**Given instruction**
Go through the material below and copy all lines with "Precipitation".

**Data lines**

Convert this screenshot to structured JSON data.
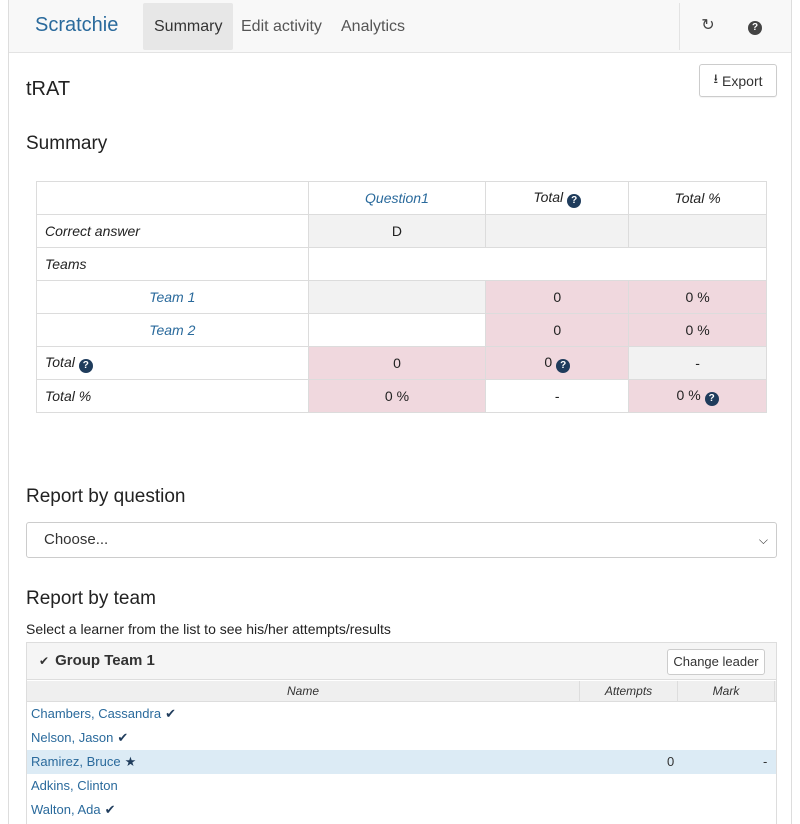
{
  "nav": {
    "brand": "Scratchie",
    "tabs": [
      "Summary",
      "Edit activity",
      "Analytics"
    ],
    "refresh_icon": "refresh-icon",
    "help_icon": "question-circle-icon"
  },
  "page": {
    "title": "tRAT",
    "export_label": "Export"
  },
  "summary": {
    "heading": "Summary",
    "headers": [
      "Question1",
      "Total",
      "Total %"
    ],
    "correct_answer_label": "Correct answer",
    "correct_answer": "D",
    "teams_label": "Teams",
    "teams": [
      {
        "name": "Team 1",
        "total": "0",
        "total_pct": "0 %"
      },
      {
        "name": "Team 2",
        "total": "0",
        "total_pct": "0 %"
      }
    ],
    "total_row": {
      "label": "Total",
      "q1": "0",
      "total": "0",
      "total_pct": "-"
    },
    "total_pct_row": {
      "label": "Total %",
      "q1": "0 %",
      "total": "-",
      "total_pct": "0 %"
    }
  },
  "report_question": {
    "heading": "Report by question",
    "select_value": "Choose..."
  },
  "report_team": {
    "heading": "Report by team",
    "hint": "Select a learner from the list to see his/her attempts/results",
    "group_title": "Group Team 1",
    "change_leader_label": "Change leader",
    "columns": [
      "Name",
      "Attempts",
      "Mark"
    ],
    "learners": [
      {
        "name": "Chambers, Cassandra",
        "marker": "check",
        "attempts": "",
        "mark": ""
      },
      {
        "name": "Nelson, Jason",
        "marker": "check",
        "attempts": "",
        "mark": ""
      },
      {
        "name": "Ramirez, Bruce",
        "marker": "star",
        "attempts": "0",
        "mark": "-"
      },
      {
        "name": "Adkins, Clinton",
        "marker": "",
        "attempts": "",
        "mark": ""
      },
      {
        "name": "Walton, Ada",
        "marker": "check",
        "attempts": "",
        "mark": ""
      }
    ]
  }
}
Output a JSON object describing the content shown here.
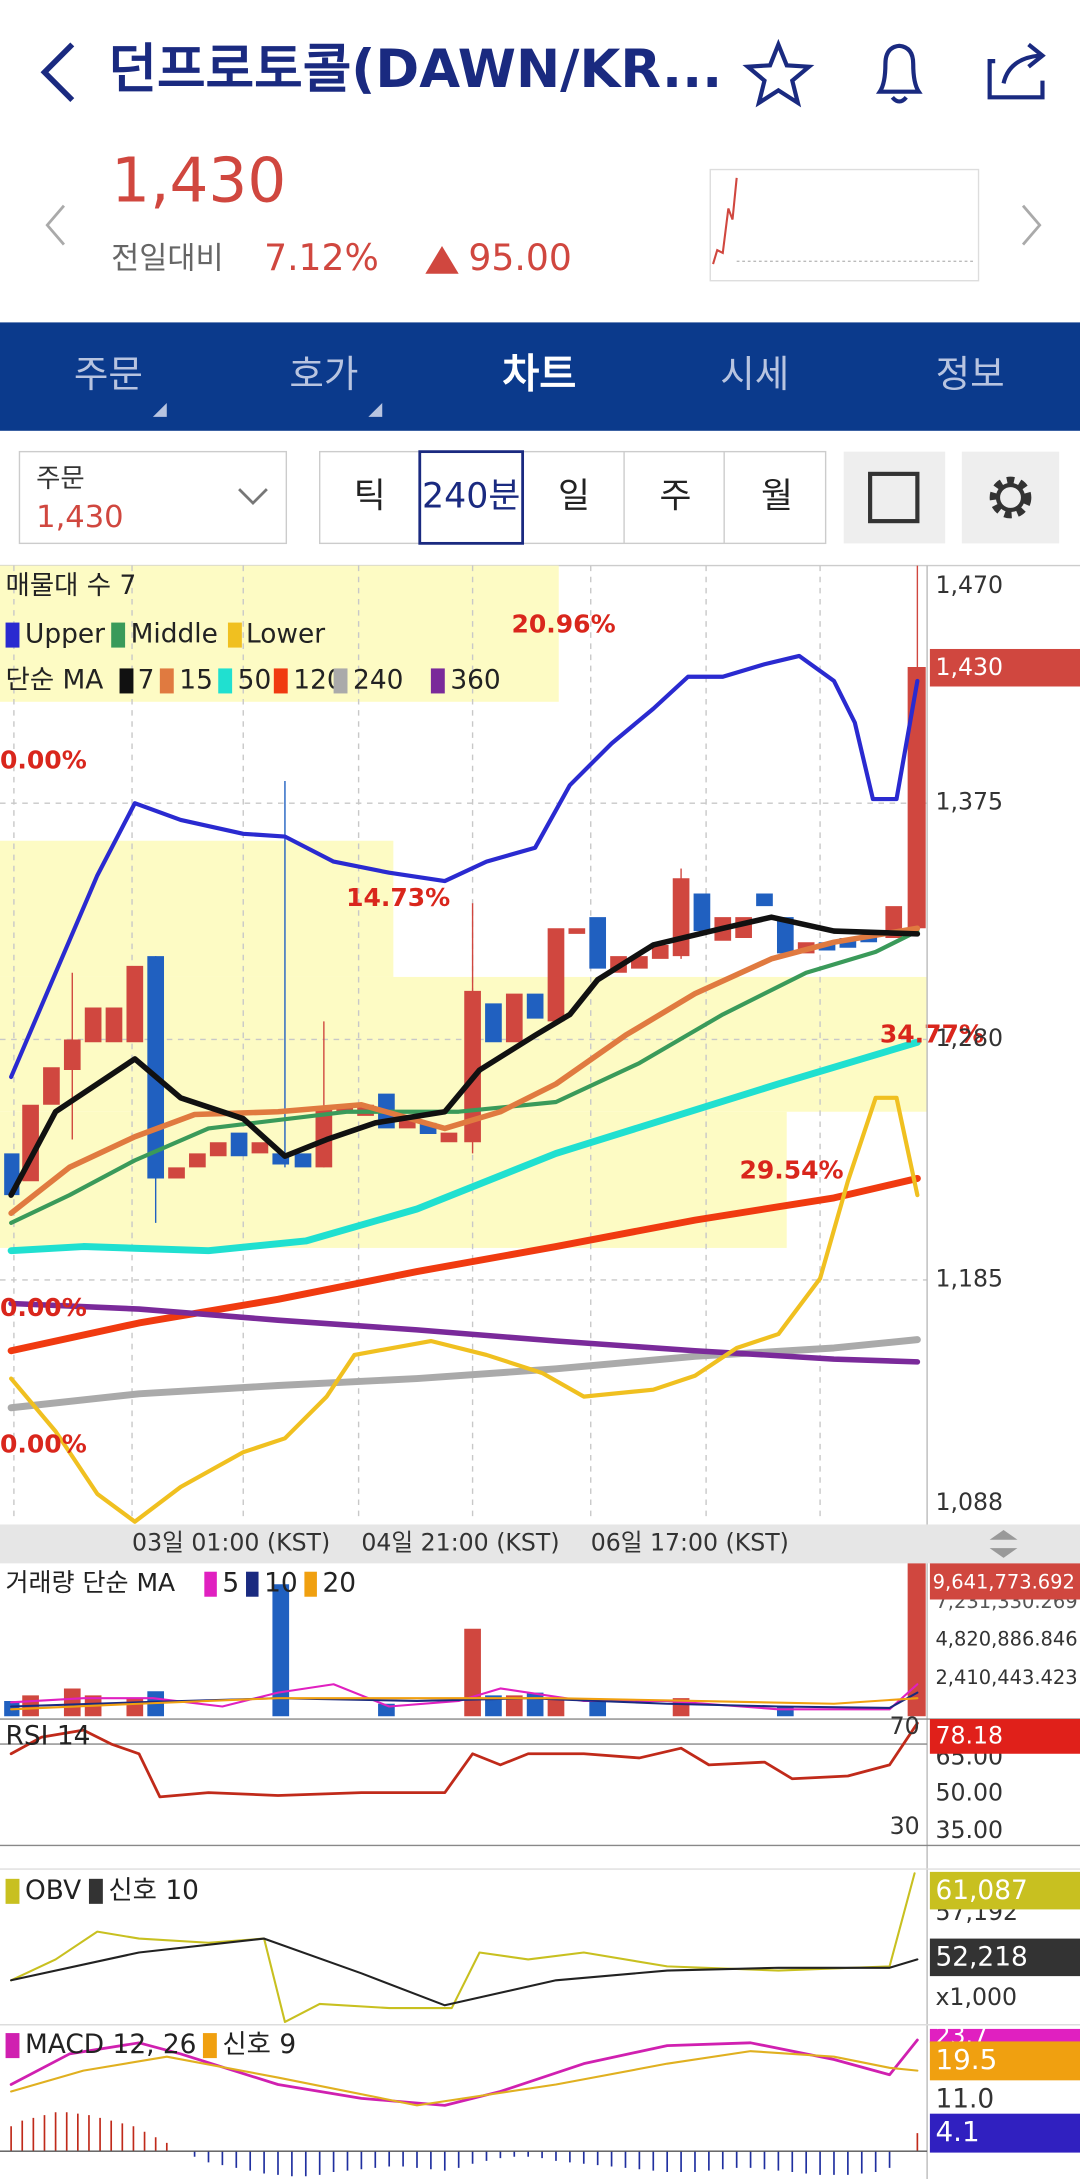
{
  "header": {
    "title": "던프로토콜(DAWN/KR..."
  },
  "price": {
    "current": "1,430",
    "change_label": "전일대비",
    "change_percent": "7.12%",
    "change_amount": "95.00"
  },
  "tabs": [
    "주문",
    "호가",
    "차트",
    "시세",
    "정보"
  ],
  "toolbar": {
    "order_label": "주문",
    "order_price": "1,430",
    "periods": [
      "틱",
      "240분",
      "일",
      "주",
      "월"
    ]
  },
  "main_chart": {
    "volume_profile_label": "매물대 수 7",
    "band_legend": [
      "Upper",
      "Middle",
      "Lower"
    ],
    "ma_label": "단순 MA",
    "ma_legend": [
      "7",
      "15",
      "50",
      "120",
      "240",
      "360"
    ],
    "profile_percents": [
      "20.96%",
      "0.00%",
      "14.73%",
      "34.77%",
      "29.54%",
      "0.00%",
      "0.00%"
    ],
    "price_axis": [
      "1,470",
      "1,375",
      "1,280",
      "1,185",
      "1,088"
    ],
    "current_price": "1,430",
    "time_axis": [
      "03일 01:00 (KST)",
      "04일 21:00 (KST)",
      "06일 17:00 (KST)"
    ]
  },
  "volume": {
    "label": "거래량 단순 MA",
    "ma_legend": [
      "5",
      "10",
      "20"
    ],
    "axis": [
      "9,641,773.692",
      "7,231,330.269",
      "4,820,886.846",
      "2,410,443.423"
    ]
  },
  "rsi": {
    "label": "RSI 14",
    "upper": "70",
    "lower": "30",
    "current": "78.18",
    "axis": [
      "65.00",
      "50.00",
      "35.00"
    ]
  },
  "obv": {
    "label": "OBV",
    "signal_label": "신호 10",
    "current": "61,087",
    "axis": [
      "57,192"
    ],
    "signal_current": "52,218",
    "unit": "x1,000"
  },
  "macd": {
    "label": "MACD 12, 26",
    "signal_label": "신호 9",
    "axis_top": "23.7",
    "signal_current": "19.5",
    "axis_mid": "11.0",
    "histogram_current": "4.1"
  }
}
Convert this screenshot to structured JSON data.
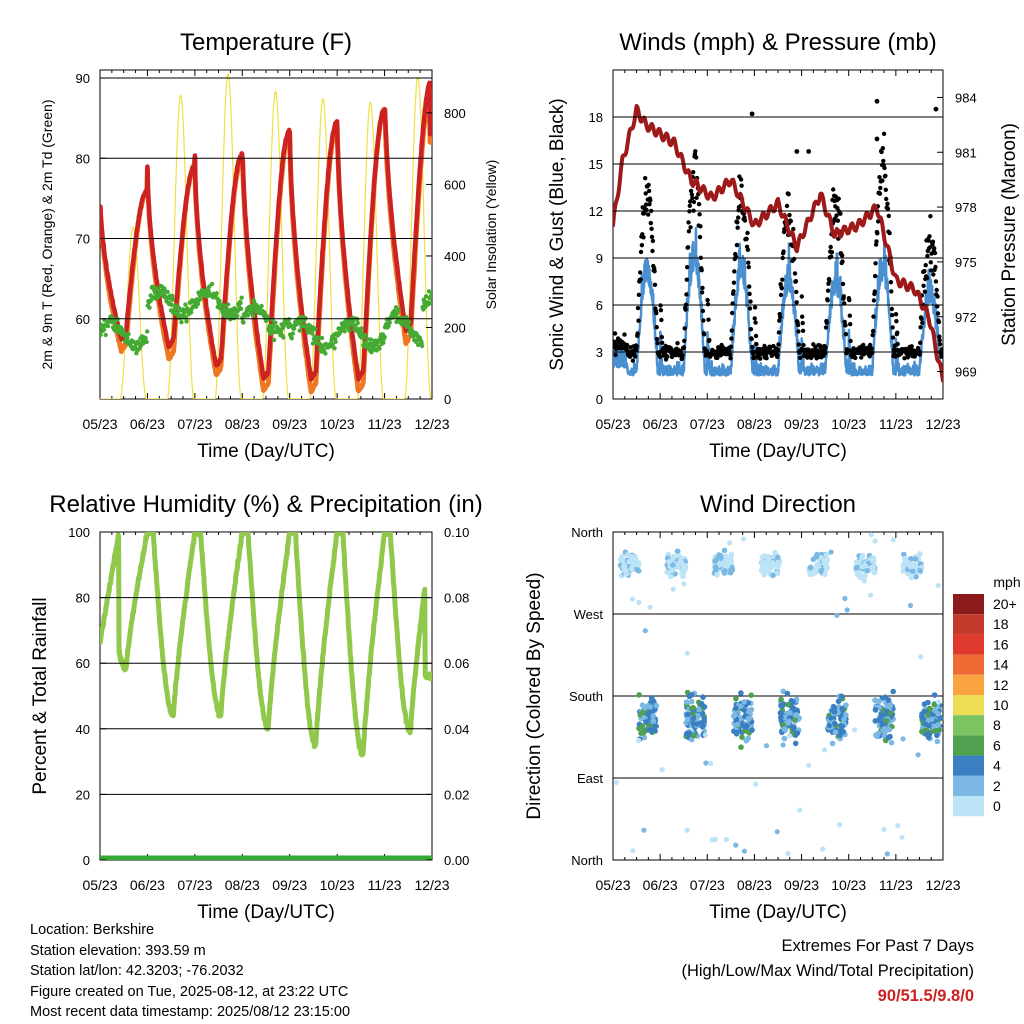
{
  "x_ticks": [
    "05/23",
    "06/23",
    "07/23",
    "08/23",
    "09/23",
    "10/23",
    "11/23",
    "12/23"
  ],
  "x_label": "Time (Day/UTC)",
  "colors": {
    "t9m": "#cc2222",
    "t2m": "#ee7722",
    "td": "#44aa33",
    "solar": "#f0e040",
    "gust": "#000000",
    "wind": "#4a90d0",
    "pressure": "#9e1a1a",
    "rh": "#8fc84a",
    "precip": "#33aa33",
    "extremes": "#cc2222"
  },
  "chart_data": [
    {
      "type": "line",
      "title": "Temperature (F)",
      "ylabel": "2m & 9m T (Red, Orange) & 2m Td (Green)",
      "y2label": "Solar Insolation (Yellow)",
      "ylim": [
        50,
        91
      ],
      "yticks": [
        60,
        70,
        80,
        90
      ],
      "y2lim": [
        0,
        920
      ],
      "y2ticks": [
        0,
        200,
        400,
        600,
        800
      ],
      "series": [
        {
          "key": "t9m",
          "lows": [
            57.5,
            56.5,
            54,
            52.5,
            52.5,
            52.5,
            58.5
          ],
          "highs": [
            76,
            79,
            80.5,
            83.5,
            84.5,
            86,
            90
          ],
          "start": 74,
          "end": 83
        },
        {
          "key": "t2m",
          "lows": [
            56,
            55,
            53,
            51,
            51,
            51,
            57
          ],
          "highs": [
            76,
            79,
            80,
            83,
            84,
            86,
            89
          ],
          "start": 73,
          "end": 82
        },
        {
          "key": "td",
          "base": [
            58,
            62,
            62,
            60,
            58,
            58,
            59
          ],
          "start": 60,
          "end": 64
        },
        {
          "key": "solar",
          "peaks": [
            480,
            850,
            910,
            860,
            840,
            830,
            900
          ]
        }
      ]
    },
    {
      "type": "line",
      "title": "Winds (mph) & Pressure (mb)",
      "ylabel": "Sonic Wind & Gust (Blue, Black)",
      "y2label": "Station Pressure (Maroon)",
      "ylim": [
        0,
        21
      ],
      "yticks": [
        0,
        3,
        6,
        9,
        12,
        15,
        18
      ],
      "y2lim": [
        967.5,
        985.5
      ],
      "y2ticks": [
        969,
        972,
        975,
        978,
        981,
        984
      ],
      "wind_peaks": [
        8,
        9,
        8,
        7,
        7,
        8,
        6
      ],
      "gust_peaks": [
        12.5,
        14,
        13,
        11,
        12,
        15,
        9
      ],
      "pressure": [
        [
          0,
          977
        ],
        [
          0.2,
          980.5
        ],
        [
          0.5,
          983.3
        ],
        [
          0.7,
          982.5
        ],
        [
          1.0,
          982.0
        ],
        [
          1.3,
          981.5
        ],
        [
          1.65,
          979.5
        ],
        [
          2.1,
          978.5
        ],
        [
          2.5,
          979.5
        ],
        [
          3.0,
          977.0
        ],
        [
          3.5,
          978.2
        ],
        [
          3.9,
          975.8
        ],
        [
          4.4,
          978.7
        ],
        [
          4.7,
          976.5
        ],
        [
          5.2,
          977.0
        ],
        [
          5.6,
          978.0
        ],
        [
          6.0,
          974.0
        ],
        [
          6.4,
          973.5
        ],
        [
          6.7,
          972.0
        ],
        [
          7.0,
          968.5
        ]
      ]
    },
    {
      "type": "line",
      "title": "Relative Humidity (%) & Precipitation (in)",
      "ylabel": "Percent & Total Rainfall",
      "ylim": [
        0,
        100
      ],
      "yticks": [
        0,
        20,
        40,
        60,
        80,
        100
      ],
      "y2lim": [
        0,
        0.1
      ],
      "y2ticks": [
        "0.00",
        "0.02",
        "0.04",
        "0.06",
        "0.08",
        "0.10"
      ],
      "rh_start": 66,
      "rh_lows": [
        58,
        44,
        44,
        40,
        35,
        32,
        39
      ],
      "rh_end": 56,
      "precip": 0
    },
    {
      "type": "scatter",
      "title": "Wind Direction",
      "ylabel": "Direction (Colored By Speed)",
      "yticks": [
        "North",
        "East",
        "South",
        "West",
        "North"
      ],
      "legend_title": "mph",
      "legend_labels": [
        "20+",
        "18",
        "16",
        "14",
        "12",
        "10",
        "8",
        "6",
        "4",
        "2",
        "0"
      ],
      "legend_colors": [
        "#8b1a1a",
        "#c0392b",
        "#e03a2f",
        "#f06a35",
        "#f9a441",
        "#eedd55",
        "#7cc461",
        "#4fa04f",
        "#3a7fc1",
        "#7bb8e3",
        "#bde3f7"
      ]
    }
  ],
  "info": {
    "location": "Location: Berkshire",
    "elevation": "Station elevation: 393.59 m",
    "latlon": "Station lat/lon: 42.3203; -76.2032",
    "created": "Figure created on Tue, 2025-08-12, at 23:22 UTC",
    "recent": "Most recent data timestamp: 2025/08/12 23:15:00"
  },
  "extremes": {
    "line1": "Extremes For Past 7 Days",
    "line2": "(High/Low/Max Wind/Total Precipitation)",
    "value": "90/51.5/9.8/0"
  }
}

**Task response**
      "title": "Relative Humidity (%) & Precipitation (in)",
    "line2": "(High/Low/Max Wind/Total Precipitation)",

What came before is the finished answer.